* **WHAT THE EXERCISE ASKS**: Locate each line in the records containing "平均净利润". Copy it.

Collected data

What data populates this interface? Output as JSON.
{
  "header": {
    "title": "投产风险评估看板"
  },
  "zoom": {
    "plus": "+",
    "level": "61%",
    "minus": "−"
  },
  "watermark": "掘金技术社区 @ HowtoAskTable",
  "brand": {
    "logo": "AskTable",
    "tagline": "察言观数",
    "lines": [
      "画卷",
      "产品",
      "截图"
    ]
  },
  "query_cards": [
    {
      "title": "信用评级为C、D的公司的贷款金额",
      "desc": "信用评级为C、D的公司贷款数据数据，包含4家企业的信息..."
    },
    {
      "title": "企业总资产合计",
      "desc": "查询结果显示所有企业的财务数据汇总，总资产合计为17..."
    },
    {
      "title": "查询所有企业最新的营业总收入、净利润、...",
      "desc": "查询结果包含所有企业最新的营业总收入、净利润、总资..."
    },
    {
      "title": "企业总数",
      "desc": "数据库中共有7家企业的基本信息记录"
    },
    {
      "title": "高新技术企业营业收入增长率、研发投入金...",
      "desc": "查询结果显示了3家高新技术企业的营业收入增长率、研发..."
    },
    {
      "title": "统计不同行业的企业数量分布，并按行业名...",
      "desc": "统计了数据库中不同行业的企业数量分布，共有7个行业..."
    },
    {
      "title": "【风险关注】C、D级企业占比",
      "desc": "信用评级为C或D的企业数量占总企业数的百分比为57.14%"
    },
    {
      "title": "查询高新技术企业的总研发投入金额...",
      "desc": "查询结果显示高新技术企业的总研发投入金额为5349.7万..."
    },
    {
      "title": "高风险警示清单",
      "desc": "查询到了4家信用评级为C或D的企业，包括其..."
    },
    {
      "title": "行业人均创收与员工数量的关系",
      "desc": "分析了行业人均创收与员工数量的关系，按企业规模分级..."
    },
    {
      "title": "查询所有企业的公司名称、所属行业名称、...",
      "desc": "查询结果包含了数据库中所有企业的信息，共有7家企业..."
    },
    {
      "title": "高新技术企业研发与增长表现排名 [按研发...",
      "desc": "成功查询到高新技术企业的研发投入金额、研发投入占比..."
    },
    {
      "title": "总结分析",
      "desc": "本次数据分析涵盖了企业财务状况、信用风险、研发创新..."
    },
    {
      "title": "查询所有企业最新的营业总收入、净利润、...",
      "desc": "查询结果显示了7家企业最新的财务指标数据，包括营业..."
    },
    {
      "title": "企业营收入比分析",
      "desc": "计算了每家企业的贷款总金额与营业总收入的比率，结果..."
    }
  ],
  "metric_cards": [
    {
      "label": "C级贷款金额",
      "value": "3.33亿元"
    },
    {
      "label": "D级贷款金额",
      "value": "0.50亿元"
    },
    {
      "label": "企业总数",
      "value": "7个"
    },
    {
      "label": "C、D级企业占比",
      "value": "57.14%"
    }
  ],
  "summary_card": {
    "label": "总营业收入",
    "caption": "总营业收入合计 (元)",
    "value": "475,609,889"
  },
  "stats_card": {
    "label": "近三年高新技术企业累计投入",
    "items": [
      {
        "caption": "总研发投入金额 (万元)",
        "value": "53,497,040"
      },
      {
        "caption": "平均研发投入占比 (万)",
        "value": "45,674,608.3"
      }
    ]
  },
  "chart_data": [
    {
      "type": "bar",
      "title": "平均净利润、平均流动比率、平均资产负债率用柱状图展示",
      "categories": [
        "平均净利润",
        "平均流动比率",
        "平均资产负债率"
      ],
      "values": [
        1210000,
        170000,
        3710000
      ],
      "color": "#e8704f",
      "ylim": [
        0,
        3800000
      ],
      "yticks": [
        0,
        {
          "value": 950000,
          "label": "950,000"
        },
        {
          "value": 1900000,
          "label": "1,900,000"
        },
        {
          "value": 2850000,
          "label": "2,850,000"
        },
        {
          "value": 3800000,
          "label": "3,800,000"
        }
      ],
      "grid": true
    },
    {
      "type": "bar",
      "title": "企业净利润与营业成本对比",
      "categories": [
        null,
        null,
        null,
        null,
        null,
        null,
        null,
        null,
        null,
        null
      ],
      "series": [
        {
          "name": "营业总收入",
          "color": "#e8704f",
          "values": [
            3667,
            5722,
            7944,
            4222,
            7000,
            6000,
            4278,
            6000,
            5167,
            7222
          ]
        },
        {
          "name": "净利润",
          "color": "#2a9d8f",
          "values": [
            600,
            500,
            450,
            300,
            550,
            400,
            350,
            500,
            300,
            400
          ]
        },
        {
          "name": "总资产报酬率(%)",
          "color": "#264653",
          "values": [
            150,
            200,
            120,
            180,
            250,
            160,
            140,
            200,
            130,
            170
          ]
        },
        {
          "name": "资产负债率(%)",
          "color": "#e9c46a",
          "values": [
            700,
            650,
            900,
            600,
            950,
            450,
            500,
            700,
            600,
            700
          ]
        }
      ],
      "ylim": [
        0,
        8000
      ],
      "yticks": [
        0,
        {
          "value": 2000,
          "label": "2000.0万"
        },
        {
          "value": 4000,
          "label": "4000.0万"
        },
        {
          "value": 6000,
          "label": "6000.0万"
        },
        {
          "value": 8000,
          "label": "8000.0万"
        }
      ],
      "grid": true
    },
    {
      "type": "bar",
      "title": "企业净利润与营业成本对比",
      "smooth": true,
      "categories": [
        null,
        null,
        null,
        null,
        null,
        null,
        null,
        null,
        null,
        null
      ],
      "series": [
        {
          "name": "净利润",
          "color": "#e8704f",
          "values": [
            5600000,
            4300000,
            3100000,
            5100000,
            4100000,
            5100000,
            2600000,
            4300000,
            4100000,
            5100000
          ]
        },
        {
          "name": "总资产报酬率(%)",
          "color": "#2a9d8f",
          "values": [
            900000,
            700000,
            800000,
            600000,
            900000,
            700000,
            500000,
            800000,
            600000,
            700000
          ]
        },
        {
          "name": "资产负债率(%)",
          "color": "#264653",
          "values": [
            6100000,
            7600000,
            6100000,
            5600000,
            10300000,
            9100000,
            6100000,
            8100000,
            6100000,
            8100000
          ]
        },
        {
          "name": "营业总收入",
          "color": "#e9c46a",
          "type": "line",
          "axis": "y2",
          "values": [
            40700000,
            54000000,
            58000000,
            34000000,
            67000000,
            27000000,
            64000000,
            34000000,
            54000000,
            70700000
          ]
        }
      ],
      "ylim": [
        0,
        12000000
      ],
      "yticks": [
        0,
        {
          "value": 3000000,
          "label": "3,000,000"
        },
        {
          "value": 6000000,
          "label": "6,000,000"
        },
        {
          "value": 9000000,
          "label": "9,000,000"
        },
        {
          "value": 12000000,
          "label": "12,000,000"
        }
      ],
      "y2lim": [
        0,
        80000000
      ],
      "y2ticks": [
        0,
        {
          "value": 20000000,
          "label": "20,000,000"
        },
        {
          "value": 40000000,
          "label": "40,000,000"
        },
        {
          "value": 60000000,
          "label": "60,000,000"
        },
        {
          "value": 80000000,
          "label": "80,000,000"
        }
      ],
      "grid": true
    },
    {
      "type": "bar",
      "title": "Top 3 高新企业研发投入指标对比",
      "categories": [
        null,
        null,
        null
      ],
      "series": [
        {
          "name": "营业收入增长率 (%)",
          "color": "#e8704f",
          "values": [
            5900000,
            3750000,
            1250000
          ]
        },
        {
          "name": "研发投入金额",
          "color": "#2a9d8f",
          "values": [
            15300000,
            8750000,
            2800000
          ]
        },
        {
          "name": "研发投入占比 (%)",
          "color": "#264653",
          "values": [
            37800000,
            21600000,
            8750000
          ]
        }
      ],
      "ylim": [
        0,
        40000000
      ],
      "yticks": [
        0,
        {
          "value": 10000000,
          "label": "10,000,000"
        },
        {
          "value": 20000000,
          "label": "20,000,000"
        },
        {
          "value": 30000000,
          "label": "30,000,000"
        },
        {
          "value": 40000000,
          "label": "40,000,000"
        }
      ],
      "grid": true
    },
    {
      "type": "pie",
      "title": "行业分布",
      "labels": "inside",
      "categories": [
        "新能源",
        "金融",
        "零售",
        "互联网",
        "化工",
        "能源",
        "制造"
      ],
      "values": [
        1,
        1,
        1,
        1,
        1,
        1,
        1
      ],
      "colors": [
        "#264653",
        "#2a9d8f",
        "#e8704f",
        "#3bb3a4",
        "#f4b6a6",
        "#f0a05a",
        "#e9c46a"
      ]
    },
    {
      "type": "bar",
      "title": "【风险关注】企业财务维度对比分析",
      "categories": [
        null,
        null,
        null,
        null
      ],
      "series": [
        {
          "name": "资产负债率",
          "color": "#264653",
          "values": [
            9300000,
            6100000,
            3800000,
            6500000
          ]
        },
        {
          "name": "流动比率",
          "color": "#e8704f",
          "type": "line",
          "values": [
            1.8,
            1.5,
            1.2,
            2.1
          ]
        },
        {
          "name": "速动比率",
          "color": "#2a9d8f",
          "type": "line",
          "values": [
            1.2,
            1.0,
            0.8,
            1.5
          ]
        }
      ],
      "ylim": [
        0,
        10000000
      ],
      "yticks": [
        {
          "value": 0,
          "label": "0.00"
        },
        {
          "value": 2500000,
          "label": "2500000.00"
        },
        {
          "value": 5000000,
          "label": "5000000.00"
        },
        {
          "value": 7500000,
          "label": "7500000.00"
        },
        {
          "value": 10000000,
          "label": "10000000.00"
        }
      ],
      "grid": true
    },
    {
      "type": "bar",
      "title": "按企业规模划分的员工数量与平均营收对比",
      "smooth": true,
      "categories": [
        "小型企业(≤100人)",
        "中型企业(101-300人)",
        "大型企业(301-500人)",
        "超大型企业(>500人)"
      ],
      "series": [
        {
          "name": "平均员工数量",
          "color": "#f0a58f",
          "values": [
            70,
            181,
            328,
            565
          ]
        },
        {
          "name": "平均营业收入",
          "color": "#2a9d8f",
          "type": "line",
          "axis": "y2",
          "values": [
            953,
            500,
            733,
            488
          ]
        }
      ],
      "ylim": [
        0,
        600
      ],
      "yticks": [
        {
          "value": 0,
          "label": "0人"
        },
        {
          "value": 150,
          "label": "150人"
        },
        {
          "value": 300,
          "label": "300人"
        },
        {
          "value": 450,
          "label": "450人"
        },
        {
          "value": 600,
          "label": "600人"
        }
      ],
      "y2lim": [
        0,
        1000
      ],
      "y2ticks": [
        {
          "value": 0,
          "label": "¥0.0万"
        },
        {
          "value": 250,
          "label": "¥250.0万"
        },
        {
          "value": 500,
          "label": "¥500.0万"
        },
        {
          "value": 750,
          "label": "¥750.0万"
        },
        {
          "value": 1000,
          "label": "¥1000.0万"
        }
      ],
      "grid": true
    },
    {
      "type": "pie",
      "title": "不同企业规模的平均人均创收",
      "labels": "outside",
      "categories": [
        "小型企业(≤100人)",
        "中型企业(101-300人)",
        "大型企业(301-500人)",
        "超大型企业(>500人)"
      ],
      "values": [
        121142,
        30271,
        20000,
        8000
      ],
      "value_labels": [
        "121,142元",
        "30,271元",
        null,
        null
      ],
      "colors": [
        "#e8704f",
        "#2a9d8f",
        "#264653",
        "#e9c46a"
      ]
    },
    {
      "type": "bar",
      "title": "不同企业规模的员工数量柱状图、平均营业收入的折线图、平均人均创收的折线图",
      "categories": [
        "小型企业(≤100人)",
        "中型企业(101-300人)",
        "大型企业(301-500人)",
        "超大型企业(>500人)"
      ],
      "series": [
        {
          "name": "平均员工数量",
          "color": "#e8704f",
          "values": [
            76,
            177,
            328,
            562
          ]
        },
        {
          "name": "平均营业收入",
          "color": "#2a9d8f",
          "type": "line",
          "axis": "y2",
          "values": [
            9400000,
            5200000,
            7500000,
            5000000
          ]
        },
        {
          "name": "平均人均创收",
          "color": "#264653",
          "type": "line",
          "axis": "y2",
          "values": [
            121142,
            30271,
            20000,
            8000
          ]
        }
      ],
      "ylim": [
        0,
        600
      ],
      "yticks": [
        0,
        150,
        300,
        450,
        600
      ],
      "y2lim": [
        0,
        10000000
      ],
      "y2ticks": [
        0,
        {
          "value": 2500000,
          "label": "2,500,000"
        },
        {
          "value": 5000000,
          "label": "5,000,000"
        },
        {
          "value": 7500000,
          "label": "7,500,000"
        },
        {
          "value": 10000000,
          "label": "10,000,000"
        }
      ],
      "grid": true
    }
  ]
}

* **RESPONSE**:
      "title": "平均净利润、平均流动比率、平均资产负债率用柱状图展示",
        "平均净利润",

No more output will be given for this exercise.